Frederick Worlock (December 14, 1886 – August 1, 1973) was a British-American actor. He is known for his work in various films during the 1940s and 1950s, and as the voice of Horace in One Hundred and One Dalmatians (1961).

Career
On stage, he made his début in 1906 in Henry V in Bristol and acted in four productions in London before moving to the United States in the 1920s, where he appeared in Broadway productions between 1923 and 1954.

From 1938 to 1966, Worlock appeared as a supporting actor in films including Man Hunt, Dr. Jekyll and Mr. Hyde, How Green Was My Valley, The Imperfect Lady, Singapore, The Lone Wolf in London, Love from a Stranger, Ruthless, Joan of Arc, Spartacus, One Hundred and One Dalmatians (voice-over), and Spinout. He appeared in a number of the Sherlock Holmes films starring Basil Rathbone in the 1940s. Worlock often portrayed "professorial roles, some benign, some villainous".

**Supplied material**:

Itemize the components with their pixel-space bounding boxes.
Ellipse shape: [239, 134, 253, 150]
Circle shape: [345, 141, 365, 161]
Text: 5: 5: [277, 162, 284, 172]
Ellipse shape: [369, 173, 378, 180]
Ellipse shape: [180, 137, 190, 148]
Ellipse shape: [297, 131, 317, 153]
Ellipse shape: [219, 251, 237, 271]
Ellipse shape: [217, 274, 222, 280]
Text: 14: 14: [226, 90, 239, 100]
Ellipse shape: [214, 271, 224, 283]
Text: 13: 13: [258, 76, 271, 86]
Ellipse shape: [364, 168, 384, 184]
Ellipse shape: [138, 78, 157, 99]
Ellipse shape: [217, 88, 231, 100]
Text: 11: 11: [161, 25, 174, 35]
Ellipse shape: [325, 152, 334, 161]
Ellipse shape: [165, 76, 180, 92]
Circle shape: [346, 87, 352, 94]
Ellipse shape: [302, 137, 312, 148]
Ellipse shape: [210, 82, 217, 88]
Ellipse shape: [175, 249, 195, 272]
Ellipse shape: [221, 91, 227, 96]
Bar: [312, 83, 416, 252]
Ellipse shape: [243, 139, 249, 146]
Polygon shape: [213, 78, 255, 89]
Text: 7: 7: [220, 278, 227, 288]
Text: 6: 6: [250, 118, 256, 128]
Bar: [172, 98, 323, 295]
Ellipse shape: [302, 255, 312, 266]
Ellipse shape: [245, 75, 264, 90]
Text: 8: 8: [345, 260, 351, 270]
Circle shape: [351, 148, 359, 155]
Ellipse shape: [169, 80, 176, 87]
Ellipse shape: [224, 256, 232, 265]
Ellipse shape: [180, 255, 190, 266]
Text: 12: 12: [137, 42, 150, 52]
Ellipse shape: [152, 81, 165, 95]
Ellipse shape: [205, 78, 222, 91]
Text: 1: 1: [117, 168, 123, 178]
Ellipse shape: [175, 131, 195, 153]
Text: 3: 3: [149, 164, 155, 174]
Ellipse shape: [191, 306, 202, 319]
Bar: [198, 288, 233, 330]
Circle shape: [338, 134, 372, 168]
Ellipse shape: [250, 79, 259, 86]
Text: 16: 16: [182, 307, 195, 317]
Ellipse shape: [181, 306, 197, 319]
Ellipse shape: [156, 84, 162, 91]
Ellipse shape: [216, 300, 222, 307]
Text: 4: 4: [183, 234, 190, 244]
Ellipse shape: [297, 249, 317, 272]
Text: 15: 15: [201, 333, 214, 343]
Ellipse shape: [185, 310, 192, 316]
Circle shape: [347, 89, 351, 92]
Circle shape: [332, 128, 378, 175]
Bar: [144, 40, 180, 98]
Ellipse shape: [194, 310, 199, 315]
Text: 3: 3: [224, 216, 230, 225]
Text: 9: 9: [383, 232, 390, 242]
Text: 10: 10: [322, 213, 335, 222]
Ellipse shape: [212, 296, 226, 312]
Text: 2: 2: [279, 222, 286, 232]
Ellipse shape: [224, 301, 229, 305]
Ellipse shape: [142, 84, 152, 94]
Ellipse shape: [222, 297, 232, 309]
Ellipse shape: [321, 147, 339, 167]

**Tasks for this exercise**:
(a) Answer these from the Frederick Worlock text, marking each answer (i), (ii), (iii):
(i) In what play and city did he make his stage début?
(ii) Between which years did he appear in Broadway productions?
(iii) Which character did he voice in One Hundred and One Dalmatians?
(b) Decide whether each statement agrees with the Frederick Worlock text. Answer yes or no, and quote the words from the text that decide it:
(i) Worlock acted in London productions before he moved to the United States.
(ii) Worlock played the lead role of Sherlock Holmes in a series of films.
(iii) Worlock's film appearances ran from 1938 to 1966.
(c) List every specific year that the Frederick Worlock text writes as a four-digit number. Leave out decades such as those ending in "s".

**Final results**:
(a)
(i) Henry V, in Bristol.
(ii) Between 1923 and 1954.
(iii) Horace.

(b)
(i) Yes: "acted in four productions in London before moving to the United States in the 1920s"
(ii) No: "He appeared in a number of the Sherlock Holmes films starring Basil Rathbone in the 1940s."
(iii) Yes: "From 1938 to 1966, Worlock appeared as a supporting actor in films"

(c) 1886, 1973, 1961, 1906, 1923, 1954, 1938, 1966